Directions for this task: Copy out all the entries exactly.

Data for the task:

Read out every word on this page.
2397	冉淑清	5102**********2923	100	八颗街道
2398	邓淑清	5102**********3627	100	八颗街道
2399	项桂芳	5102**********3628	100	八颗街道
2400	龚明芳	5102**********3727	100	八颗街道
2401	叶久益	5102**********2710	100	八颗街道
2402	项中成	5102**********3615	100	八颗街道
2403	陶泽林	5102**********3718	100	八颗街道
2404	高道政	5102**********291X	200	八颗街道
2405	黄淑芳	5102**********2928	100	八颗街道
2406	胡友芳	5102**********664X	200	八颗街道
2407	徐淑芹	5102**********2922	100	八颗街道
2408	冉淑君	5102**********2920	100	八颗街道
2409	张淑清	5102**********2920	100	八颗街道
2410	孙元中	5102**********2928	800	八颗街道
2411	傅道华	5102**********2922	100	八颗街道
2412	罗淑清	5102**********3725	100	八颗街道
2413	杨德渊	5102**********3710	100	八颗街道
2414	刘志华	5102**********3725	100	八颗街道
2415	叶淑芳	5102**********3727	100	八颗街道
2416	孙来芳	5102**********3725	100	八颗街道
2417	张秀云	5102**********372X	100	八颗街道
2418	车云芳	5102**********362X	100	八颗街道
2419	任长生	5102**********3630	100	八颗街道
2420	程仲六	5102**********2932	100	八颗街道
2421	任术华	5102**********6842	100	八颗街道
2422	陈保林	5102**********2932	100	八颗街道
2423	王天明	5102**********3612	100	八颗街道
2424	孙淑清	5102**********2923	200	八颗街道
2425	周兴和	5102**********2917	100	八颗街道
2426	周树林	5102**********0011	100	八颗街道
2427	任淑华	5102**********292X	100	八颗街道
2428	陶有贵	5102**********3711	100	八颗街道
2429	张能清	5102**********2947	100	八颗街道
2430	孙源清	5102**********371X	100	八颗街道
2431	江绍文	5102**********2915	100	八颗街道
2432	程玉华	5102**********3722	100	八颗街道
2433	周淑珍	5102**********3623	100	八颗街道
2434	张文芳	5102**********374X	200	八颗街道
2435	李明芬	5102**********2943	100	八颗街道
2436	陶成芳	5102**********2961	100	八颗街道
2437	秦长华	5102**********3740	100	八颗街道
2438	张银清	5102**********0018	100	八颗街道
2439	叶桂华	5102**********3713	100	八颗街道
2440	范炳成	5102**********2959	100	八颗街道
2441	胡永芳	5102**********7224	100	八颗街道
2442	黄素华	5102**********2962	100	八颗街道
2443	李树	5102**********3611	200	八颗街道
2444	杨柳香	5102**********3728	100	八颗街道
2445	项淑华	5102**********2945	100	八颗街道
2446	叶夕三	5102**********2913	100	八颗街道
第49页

Solved problem:
Read out every word on this page.
2397	冉淑清	5102**********2923	100	八颗街道
2398	邓淑清	5102**********3627	100	八颗街道
2399	项桂芳	5102**********3628	100	八颗街道
2400	龚明芳	5102**********3727	100	八颗街道
2401	叶久益	5102**********2710	100	八颗街道
2402	项中成	5102**********3615	100	八颗街道
2403	陶泽林	5102**********3718	100	八颗街道
2404	高道政	5102**********291X	200	八颗街道
2405	黄淑芳	5102**********2928	100	八颗街道
2406	胡友芳	5102**********664X	200	八颗街道
2407	徐淑芹	5102**********2922	100	八颗街道
2408	冉淑君	5102**********2920	100	八颗街道
2409	张淑清	5102**********2920	100	八颗街道
2410	孙元中	5102**********2928	800	八颗街道
2411	傅道华	5102**********2922	100	八颗街道
2412	罗淑清	5102**********3725	100	八颗街道
2413	杨德渊	5102**********3710	100	八颗街道
2414	刘志华	5102**********3725	100	八颗街道
2415	叶淑芳	5102**********3727	100	八颗街道
2416	孙来芳	5102**********3725	100	八颗街道
2417	张秀云	5102**********372X	100	八颗街道
2418	车云芳	5102**********362X	100	八颗街道
2419	任长生	5102**********3630	100	八颗街道
2420	程仲六	5102**********2932	100	八颗街道
2421	任术华	5102**********6842	100	八颗街道
2422	陈保林	5102**********2932	100	八颗街道
2423	王天明	5102**********3612	100	八颗街道
2424	孙淑清	5102**********2923	200	八颗街道
2425	周兴和	5102**********2917	100	八颗街道
2426	周树林	5102**********0011	100	八颗街道
2427	任淑华	5102**********292X	100	八颗街道
2428	陶有贵	5102**********3711	100	八颗街道
2429	张能清	5102**********2947	100	八颗街道
2430	孙源清	5102**********371X	100	八颗街道
2431	江绍文	5102**********2915	100	八颗街道
2432	程玉华	5102**********3722	100	八颗街道
2433	周淑珍	5102**********3623	100	八颗街道
2434	张文芳	5102**********374X	200	八颗街道
2435	李明芬	5102**********2943	100	八颗街道
2436	陶成芳	5102**********2961	100	八颗街道
2437	秦长华	5102**********3740	100	八颗街道
2438	张银清	5102**********0018	100	八颗街道
2439	叶桂华	5102**********3713	100	八颗街道
2440	范炳成	5102**********2959	100	八颗街道
2441	胡永芳	5102**********7224	100	八颗街道
2442	黄素华	5102**********2962	100	八颗街道
2443	李树	5102**********3611	200	八颗街道
2444	杨柳香	5102**********3728	100	八颗街道
2445	项淑华	5102**********2945	100	八颗街道
2446	叶夕三	5102**********2913	100	八颗街道
第49页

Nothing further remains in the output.